EXCERPTED DATA:
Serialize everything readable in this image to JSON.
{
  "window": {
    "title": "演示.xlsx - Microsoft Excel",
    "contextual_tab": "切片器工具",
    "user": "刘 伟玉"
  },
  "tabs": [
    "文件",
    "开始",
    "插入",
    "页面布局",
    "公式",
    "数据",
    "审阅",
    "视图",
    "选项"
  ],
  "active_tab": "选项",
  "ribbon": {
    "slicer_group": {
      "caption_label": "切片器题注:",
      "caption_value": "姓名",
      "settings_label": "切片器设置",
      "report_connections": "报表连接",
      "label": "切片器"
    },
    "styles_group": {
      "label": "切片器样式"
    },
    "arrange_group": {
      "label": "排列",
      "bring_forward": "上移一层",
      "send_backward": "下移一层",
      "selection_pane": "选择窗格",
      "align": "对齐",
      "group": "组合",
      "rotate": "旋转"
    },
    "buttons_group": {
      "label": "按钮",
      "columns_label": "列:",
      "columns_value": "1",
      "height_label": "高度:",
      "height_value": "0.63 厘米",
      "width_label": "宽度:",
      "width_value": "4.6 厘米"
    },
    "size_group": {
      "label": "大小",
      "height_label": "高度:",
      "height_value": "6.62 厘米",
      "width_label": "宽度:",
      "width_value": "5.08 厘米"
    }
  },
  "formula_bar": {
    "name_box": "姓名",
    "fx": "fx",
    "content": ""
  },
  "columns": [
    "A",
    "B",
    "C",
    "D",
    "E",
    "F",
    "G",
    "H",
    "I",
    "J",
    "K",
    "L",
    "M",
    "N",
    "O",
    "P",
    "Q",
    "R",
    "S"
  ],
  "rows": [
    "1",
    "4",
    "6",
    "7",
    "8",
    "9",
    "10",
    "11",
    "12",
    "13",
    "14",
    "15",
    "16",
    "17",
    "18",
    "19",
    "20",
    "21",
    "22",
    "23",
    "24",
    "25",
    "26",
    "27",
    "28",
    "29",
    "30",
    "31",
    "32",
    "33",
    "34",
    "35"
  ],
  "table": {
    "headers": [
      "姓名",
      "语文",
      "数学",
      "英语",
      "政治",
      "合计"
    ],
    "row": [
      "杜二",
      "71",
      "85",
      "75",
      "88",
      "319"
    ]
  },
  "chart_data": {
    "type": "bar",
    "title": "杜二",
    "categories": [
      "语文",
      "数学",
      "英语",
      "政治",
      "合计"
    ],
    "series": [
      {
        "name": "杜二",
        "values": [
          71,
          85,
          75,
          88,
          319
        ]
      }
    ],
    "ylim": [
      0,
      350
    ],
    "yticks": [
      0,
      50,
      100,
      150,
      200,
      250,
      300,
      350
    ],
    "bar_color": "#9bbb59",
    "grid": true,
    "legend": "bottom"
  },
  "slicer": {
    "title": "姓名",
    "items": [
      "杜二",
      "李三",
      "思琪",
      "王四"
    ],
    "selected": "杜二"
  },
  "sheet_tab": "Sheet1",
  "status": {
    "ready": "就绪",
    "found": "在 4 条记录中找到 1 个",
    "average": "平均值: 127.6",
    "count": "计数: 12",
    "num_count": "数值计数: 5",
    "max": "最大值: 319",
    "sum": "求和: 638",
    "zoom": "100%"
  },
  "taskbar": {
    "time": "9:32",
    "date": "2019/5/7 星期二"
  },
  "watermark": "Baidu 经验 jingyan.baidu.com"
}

WRITTEN TASK: Using the listing above, retype each line exactly.

FINISHED EXERCISE:
Serialize everything readable in this image to JSON.
{
  "window": {
    "title": "演示.xlsx - Microsoft Excel",
    "contextual_tab": "切片器工具",
    "user": "刘 伟玉"
  },
  "tabs": [
    "文件",
    "开始",
    "插入",
    "页面布局",
    "公式",
    "数据",
    "审阅",
    "视图",
    "选项"
  ],
  "active_tab": "选项",
  "ribbon": {
    "slicer_group": {
      "caption_label": "切片器题注:",
      "caption_value": "姓名",
      "settings_label": "切片器设置",
      "report_connections": "报表连接",
      "label": "切片器"
    },
    "styles_group": {
      "label": "切片器样式"
    },
    "arrange_group": {
      "label": "排列",
      "bring_forward": "上移一层",
      "send_backward": "下移一层",
      "selection_pane": "选择窗格",
      "align": "对齐",
      "group": "组合",
      "rotate": "旋转"
    },
    "buttons_group": {
      "label": "按钮",
      "columns_label": "列:",
      "columns_value": "1",
      "height_label": "高度:",
      "height_value": "0.63 厘米",
      "width_label": "宽度:",
      "width_value": "4.6 厘米"
    },
    "size_group": {
      "label": "大小",
      "height_label": "高度:",
      "height_value": "6.62 厘米",
      "width_label": "宽度:",
      "width_value": "5.08 厘米"
    }
  },
  "formula_bar": {
    "name_box": "姓名",
    "fx": "fx",
    "content": ""
  },
  "columns": [
    "A",
    "B",
    "C",
    "D",
    "E",
    "F",
    "G",
    "H",
    "I",
    "J",
    "K",
    "L",
    "M",
    "N",
    "O",
    "P",
    "Q",
    "R",
    "S"
  ],
  "rows": [
    "1",
    "4",
    "6",
    "7",
    "8",
    "9",
    "10",
    "11",
    "12",
    "13",
    "14",
    "15",
    "16",
    "17",
    "18",
    "19",
    "20",
    "21",
    "22",
    "23",
    "24",
    "25",
    "26",
    "27",
    "28",
    "29",
    "30",
    "31",
    "32",
    "33",
    "34",
    "35"
  ],
  "table": {
    "headers": [
      "姓名",
      "语文",
      "数学",
      "英语",
      "政治",
      "合计"
    ],
    "row": [
      "杜二",
      "71",
      "85",
      "75",
      "88",
      "319"
    ]
  },
  "chart_data": {
    "type": "bar",
    "title": "杜二",
    "categories": [
      "语文",
      "数学",
      "英语",
      "政治",
      "合计"
    ],
    "series": [
      {
        "name": "杜二",
        "values": [
          71,
          85,
          75,
          88,
          319
        ]
      }
    ],
    "ylim": [
      0,
      350
    ],
    "yticks": [
      0,
      50,
      100,
      150,
      200,
      250,
      300,
      350
    ],
    "bar_color": "#9bbb59",
    "grid": true,
    "legend": "bottom"
  },
  "slicer": {
    "title": "姓名",
    "items": [
      "杜二",
      "李三",
      "思琪",
      "王四"
    ],
    "selected": "杜二"
  },
  "sheet_tab": "Sheet1",
  "status": {
    "ready": "就绪",
    "found": "在 4 条记录中找到 1 个",
    "average": "平均值: 127.6",
    "count": "计数: 12",
    "num_count": "数值计数: 5",
    "max": "最大值: 319",
    "sum": "求和: 638",
    "zoom": "100%"
  },
  "taskbar": {
    "time": "9:32",
    "date": "2019/5/7 星期二"
  },
  "watermark": "Baidu 经验 jingyan.baidu.com"
}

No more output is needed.